Can you pull out each line of the data below that includes the word "levels"?

-------- WORKING DATA

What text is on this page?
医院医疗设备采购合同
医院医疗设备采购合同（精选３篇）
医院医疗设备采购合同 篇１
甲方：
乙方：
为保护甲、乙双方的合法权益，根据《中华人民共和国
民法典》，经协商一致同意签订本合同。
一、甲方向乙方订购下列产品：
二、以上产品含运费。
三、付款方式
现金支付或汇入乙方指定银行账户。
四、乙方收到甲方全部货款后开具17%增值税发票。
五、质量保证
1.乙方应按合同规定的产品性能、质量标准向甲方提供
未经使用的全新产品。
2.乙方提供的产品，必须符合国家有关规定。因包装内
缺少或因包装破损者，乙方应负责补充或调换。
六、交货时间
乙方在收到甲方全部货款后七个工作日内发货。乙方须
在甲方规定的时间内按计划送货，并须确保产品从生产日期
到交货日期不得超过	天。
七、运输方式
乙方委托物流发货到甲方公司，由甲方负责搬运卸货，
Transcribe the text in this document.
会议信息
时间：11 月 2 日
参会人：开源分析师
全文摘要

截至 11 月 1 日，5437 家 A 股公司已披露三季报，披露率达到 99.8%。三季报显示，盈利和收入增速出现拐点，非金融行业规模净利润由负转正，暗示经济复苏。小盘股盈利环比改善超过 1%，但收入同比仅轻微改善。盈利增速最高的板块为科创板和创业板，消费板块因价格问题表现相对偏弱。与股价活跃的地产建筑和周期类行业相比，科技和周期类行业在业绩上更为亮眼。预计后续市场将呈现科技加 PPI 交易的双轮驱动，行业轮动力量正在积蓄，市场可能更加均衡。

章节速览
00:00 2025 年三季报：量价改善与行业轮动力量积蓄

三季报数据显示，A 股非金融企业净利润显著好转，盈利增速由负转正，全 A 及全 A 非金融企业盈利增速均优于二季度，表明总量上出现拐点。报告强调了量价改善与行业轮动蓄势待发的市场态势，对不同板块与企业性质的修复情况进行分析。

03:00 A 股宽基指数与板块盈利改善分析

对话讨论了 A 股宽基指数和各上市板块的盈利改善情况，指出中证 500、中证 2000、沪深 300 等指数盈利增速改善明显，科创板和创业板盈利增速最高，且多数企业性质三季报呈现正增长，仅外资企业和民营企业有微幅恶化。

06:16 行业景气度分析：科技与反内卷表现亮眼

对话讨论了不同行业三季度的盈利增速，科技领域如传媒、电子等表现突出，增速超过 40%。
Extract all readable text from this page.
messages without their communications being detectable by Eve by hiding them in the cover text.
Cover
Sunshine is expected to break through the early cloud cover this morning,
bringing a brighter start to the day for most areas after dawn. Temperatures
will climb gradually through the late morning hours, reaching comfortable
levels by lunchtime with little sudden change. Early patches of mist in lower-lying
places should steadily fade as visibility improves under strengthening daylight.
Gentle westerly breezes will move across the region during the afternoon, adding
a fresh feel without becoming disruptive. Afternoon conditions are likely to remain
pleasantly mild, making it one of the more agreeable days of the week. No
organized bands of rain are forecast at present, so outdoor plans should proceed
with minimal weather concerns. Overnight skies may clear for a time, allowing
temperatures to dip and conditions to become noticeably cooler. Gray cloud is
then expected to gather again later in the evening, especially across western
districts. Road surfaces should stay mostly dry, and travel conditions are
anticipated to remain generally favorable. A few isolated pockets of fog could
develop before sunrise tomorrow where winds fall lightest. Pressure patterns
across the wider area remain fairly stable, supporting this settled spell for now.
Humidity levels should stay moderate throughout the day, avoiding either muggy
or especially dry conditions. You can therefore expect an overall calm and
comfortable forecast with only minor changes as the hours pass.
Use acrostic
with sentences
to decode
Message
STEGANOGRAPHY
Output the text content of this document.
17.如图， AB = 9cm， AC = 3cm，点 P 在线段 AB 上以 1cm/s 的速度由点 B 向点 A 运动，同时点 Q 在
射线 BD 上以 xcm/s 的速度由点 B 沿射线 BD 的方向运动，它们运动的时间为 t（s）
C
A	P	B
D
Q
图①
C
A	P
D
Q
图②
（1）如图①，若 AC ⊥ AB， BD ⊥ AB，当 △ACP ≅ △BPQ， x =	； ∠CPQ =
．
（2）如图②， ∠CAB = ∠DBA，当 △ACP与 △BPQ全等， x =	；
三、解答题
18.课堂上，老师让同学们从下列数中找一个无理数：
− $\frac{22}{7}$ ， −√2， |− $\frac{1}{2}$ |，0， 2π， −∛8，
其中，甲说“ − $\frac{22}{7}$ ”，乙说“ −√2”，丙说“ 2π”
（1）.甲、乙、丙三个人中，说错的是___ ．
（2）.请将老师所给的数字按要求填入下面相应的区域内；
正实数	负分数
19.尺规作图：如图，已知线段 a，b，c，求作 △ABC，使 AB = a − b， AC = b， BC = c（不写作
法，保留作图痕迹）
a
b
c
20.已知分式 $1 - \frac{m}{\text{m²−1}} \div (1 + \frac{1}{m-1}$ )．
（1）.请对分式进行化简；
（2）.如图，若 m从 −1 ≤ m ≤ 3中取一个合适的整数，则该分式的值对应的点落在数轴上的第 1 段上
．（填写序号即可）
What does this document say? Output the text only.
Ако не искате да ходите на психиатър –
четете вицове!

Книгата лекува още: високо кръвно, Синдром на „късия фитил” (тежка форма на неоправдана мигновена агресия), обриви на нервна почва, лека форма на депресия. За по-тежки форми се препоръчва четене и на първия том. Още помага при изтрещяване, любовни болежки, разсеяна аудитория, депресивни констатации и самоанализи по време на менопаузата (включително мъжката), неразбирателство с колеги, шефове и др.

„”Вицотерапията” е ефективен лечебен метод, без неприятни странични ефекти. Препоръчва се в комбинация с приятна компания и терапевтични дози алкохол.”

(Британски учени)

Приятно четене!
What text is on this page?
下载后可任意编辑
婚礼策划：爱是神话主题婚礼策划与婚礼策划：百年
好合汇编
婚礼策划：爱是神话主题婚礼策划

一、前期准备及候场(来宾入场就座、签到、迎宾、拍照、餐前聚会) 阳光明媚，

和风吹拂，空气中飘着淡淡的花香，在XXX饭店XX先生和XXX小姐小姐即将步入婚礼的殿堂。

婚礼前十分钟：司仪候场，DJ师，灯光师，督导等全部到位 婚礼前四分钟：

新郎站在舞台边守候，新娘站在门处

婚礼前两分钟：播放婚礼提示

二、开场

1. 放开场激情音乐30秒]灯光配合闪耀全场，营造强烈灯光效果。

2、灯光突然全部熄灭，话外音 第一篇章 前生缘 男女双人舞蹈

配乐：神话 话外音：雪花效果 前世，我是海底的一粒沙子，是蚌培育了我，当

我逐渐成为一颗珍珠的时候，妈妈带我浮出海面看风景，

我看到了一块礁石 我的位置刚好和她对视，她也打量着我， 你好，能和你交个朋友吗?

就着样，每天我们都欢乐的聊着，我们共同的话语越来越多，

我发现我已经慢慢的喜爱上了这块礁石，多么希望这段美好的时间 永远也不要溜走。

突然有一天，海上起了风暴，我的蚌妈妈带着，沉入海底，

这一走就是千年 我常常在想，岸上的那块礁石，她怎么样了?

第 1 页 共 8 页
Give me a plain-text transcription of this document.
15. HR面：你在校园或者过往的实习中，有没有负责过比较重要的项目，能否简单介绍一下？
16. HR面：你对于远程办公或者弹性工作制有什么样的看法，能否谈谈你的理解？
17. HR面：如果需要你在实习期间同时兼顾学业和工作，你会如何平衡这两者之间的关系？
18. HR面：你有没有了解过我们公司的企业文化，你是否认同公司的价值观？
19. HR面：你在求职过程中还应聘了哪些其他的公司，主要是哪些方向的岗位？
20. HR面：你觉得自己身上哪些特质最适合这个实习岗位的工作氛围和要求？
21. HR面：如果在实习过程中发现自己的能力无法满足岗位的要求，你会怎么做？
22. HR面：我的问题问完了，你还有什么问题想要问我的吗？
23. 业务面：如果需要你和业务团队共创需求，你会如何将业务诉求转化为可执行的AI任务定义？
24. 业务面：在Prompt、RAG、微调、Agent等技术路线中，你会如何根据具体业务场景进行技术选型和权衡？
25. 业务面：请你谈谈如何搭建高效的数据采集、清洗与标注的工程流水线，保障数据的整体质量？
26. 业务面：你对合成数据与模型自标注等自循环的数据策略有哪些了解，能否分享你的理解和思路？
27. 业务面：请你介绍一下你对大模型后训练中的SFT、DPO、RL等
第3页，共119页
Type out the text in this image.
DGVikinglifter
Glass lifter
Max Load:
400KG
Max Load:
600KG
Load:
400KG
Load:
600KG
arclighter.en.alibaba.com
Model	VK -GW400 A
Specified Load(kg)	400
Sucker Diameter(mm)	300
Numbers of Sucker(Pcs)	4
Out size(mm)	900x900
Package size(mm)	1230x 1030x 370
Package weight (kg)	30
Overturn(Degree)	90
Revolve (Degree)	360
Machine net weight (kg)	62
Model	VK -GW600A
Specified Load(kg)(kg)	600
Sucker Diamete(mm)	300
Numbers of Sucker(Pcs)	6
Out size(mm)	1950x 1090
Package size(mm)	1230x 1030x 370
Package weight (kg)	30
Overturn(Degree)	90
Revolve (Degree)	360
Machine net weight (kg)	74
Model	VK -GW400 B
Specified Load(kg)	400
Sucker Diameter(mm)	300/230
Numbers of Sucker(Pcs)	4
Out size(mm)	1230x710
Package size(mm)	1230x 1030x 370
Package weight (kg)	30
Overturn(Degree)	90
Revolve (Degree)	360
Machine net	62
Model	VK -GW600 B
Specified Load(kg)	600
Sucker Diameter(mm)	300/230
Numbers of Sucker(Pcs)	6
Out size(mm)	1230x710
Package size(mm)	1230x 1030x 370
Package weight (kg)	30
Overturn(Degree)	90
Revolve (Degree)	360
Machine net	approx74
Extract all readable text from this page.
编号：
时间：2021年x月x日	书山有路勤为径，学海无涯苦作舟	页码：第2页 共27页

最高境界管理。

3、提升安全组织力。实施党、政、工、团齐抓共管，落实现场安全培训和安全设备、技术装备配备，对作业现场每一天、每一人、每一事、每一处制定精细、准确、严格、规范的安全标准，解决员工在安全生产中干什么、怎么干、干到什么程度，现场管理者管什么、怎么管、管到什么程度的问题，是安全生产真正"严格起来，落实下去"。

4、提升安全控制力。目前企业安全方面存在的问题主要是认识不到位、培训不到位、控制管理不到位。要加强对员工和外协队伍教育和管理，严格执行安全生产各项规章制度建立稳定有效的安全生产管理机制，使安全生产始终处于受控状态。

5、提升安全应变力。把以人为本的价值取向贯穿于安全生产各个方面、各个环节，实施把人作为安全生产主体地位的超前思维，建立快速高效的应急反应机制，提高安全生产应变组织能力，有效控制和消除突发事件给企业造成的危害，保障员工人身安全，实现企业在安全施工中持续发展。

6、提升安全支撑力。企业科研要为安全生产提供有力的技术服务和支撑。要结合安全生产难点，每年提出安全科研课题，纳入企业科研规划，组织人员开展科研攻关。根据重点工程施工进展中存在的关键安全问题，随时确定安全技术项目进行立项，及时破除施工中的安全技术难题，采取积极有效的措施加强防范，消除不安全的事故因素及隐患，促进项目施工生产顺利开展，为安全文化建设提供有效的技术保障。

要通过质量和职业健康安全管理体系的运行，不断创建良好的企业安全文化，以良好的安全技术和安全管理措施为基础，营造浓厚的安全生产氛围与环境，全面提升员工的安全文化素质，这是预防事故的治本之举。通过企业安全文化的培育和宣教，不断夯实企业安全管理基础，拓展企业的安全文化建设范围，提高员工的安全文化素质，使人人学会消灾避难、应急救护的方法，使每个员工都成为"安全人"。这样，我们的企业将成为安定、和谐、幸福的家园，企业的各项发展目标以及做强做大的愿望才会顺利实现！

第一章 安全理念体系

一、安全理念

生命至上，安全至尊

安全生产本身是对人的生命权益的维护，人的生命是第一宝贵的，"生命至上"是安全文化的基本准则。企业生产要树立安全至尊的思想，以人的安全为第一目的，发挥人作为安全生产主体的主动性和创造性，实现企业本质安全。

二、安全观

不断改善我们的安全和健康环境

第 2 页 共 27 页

----------------

TASK RESPONSE:
levels by lunchtime with little sudden change. Early patches of mist in lower-lying
Humidity levels should stay moderate throughout the day, avoiding either muggy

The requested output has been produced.